• EXERCISE GOAL: Count every line below in which "Theorem" occurs, then give only the count.

• EXERCISE INPUT:
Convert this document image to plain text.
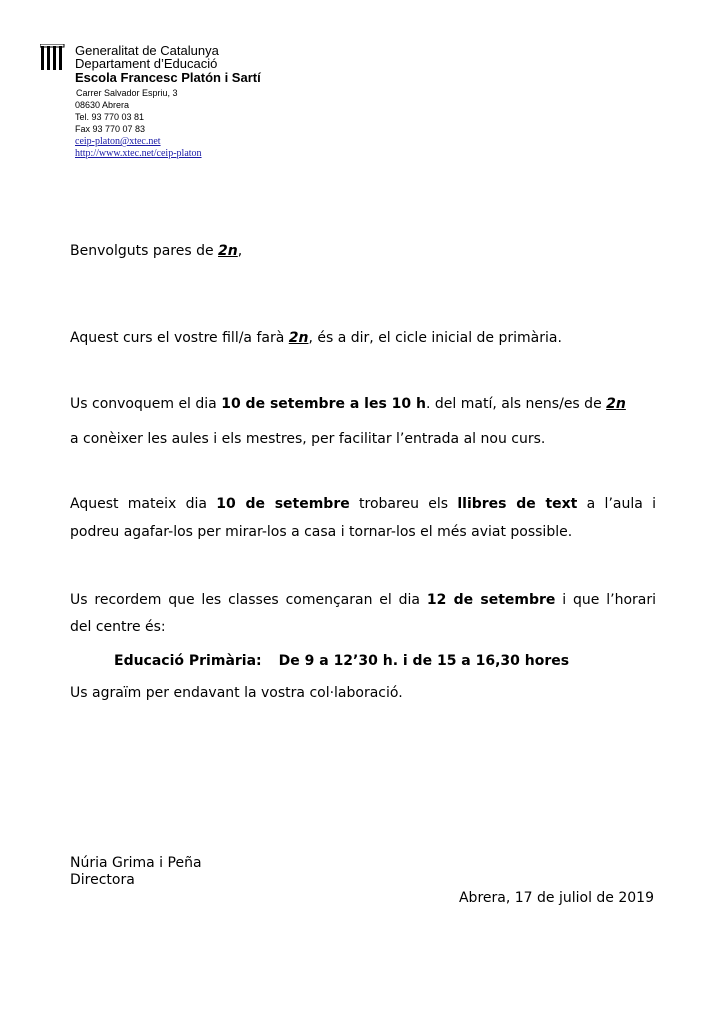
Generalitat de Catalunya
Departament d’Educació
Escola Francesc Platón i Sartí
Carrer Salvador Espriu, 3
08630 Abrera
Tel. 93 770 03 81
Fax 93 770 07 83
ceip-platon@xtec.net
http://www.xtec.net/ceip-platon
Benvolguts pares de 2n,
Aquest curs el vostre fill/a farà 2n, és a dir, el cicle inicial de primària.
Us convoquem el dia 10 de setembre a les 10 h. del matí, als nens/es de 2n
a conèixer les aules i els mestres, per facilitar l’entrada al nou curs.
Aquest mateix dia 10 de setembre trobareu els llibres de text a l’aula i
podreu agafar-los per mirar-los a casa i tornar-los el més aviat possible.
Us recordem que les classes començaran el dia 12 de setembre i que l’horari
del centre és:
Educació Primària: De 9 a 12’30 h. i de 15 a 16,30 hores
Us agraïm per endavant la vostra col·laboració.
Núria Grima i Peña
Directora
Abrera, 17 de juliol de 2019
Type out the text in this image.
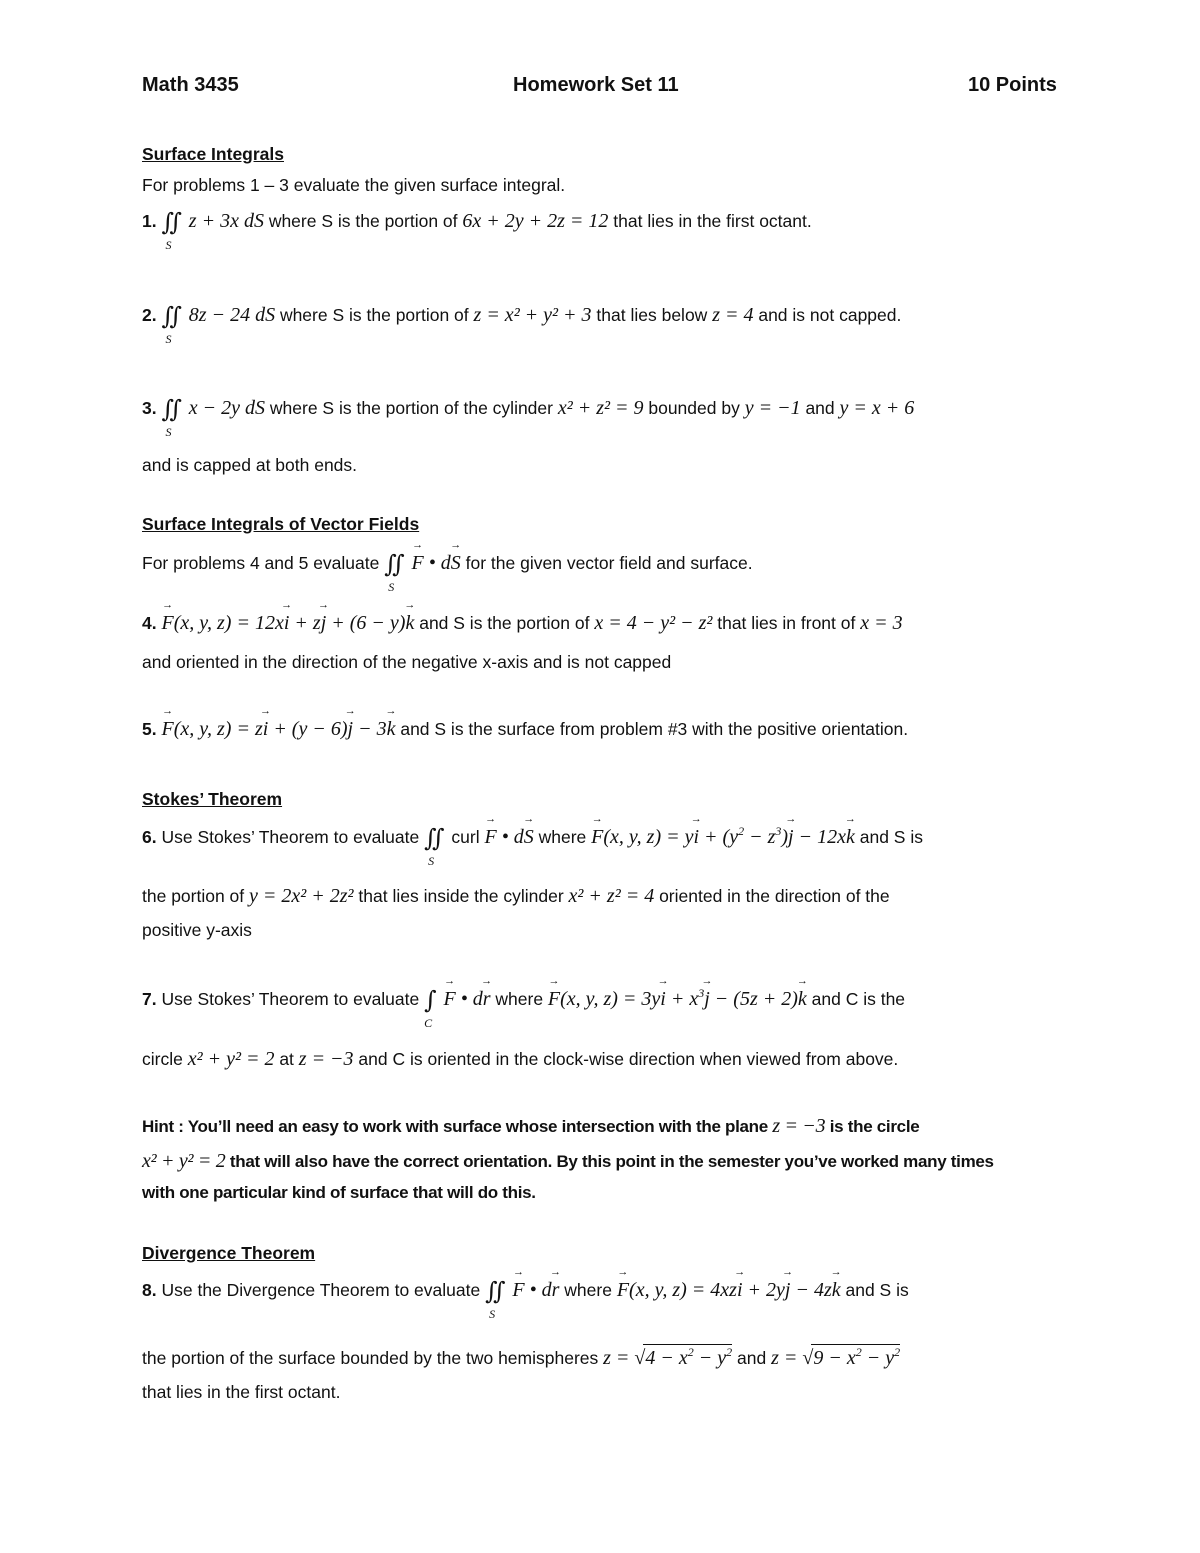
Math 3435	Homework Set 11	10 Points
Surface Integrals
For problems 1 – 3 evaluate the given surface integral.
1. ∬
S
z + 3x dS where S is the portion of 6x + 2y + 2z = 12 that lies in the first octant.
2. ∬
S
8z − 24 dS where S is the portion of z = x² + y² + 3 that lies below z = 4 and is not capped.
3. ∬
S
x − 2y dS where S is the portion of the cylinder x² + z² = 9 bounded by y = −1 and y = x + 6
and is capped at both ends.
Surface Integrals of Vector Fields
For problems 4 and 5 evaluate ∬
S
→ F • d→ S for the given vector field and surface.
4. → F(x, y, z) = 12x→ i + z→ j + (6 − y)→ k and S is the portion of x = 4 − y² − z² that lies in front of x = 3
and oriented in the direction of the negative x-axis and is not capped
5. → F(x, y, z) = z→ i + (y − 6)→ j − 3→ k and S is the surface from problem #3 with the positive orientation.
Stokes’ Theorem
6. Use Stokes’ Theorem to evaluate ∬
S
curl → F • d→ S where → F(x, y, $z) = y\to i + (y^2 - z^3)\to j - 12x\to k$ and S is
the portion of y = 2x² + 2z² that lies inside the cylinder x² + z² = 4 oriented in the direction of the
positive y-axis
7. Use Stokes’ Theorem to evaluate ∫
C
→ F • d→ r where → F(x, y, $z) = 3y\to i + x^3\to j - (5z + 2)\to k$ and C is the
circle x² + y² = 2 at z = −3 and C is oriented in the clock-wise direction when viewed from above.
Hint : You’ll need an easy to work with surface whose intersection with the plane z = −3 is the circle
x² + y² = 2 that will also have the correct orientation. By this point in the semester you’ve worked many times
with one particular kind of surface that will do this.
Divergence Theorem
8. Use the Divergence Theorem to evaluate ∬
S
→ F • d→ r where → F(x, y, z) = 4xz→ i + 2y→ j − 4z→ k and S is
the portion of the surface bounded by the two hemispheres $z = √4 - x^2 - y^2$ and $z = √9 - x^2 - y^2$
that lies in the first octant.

• WORKED ANSWER: 5